• WHAT THE TASK REQUIRES
Working from the entries that follow, transcribe exactly and only the lines from the one with "Give me the" through the last, pictures excluded.

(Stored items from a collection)

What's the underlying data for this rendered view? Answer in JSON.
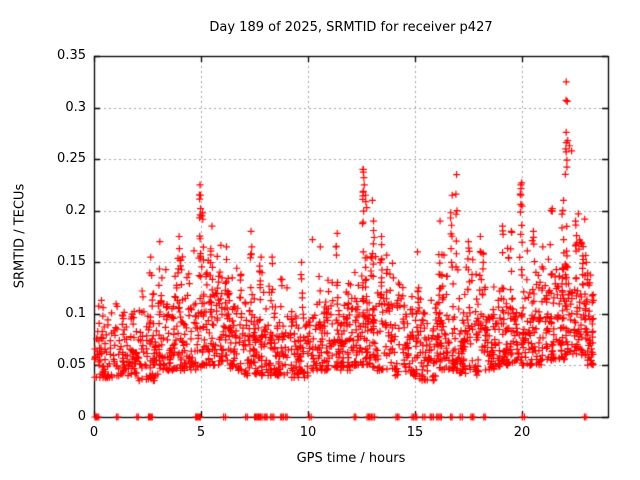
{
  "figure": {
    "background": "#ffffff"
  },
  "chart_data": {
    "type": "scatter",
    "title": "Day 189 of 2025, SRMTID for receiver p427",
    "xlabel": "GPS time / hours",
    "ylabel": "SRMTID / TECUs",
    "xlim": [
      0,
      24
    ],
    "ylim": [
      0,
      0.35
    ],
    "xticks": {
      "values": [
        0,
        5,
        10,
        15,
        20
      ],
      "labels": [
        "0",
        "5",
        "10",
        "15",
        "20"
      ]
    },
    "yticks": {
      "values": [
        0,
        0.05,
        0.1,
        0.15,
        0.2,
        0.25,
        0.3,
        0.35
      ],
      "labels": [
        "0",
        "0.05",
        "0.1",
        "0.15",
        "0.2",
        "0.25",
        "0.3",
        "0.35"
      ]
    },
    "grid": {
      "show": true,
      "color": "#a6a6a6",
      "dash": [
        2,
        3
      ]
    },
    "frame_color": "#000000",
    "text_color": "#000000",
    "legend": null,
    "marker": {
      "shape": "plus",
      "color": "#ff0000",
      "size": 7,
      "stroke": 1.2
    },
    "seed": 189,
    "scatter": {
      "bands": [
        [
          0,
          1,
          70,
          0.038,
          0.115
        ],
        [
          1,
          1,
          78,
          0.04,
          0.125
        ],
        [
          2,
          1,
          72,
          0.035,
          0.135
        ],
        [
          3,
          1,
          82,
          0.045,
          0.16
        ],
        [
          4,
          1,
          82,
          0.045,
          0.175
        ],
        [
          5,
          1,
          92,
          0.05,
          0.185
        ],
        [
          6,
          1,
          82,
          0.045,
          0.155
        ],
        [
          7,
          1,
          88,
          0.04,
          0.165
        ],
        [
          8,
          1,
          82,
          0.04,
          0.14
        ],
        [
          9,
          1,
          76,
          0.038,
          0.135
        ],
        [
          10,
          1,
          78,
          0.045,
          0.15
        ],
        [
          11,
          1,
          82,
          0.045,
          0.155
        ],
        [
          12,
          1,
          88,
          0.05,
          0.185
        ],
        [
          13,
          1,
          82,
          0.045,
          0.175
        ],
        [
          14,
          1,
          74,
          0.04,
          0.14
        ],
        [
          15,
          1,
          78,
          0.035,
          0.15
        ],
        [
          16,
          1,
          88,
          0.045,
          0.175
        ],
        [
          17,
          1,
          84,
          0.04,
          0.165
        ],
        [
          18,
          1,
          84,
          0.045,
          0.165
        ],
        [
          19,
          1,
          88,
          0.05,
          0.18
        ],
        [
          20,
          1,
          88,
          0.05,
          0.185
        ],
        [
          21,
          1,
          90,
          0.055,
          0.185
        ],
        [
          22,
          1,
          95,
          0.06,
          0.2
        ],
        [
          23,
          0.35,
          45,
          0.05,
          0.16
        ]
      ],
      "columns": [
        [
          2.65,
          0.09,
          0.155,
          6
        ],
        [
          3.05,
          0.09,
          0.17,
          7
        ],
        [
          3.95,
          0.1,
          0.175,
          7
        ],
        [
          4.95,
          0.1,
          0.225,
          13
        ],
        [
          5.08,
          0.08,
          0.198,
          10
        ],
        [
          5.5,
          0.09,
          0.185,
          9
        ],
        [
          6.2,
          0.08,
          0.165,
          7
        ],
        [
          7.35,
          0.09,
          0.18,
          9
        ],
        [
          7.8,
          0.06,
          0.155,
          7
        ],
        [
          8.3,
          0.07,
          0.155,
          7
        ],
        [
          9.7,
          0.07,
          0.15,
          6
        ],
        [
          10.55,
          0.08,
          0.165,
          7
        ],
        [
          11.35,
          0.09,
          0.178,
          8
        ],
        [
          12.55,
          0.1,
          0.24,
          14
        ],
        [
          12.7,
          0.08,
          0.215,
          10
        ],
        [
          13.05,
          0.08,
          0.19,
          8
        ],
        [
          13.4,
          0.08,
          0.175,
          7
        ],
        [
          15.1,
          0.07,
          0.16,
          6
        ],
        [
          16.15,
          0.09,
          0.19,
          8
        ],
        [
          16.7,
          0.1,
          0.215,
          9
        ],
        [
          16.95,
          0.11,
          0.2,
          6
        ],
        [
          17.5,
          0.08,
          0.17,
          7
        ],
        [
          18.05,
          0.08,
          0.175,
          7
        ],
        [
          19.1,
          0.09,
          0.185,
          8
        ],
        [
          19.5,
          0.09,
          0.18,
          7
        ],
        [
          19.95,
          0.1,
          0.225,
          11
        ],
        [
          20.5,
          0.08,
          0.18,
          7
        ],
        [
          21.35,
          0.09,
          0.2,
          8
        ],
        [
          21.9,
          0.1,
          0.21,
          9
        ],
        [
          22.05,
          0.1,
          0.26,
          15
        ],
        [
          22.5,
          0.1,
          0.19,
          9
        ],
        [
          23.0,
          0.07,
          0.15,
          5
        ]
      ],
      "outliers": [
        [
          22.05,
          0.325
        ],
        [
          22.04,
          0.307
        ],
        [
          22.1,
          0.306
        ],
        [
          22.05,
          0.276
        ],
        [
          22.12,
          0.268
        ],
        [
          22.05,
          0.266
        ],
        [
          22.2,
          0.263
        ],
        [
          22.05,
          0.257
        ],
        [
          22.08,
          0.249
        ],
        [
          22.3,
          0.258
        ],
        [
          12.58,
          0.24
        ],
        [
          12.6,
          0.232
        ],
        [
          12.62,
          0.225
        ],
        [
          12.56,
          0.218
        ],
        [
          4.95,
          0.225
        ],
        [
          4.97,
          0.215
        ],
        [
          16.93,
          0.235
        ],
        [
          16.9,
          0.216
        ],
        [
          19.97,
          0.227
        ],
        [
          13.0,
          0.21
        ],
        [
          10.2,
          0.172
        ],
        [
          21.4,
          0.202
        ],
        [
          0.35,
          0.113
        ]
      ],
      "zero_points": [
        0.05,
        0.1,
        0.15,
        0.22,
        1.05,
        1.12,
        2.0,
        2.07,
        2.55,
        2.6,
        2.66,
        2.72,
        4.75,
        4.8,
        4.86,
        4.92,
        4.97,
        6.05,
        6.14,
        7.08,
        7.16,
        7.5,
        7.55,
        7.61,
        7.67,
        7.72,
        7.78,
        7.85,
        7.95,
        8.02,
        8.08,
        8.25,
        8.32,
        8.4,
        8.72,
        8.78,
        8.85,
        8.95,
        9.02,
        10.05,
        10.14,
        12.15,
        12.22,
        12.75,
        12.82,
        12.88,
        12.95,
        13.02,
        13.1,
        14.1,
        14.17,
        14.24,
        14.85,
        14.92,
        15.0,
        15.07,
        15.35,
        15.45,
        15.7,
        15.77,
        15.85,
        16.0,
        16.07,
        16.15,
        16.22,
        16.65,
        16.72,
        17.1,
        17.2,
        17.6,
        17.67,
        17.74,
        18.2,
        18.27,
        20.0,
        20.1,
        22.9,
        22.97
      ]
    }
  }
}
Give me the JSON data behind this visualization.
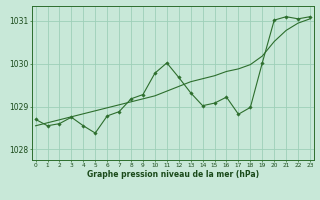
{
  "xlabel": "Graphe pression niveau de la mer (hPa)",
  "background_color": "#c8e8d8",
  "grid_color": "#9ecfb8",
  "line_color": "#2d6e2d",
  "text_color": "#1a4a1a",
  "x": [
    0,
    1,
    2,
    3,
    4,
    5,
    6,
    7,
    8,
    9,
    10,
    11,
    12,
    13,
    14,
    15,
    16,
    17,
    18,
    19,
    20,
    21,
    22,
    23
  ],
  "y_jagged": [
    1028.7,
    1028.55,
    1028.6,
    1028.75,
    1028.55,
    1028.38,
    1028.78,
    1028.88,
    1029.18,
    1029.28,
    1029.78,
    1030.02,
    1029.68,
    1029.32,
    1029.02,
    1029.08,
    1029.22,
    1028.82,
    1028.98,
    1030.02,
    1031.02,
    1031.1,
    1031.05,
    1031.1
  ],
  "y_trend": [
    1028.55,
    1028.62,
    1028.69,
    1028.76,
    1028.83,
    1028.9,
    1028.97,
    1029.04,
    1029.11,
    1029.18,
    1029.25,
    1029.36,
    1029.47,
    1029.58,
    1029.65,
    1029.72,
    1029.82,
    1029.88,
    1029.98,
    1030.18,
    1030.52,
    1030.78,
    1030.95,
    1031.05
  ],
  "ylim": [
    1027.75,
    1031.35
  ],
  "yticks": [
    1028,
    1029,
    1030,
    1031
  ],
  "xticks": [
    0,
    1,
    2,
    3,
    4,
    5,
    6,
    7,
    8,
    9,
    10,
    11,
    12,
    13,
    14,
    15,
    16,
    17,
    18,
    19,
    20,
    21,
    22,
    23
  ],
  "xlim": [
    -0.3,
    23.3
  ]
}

• CORRECT OUTPUT
Give me the JSON data behind this visualization.
{
  "xlabel": "Graphe pression niveau de la mer (hPa)",
  "background_color": "#c8e8d8",
  "grid_color": "#9ecfb8",
  "line_color": "#2d6e2d",
  "text_color": "#1a4a1a",
  "x": [
    0,
    1,
    2,
    3,
    4,
    5,
    6,
    7,
    8,
    9,
    10,
    11,
    12,
    13,
    14,
    15,
    16,
    17,
    18,
    19,
    20,
    21,
    22,
    23
  ],
  "y_jagged": [
    1028.7,
    1028.55,
    1028.6,
    1028.75,
    1028.55,
    1028.38,
    1028.78,
    1028.88,
    1029.18,
    1029.28,
    1029.78,
    1030.02,
    1029.68,
    1029.32,
    1029.02,
    1029.08,
    1029.22,
    1028.82,
    1028.98,
    1030.02,
    1031.02,
    1031.1,
    1031.05,
    1031.1
  ],
  "y_trend": [
    1028.55,
    1028.62,
    1028.69,
    1028.76,
    1028.83,
    1028.9,
    1028.97,
    1029.04,
    1029.11,
    1029.18,
    1029.25,
    1029.36,
    1029.47,
    1029.58,
    1029.65,
    1029.72,
    1029.82,
    1029.88,
    1029.98,
    1030.18,
    1030.52,
    1030.78,
    1030.95,
    1031.05
  ],
  "ylim": [
    1027.75,
    1031.35
  ],
  "yticks": [
    1028,
    1029,
    1030,
    1031
  ],
  "xticks": [
    0,
    1,
    2,
    3,
    4,
    5,
    6,
    7,
    8,
    9,
    10,
    11,
    12,
    13,
    14,
    15,
    16,
    17,
    18,
    19,
    20,
    21,
    22,
    23
  ],
  "xlim": [
    -0.3,
    23.3
  ]
}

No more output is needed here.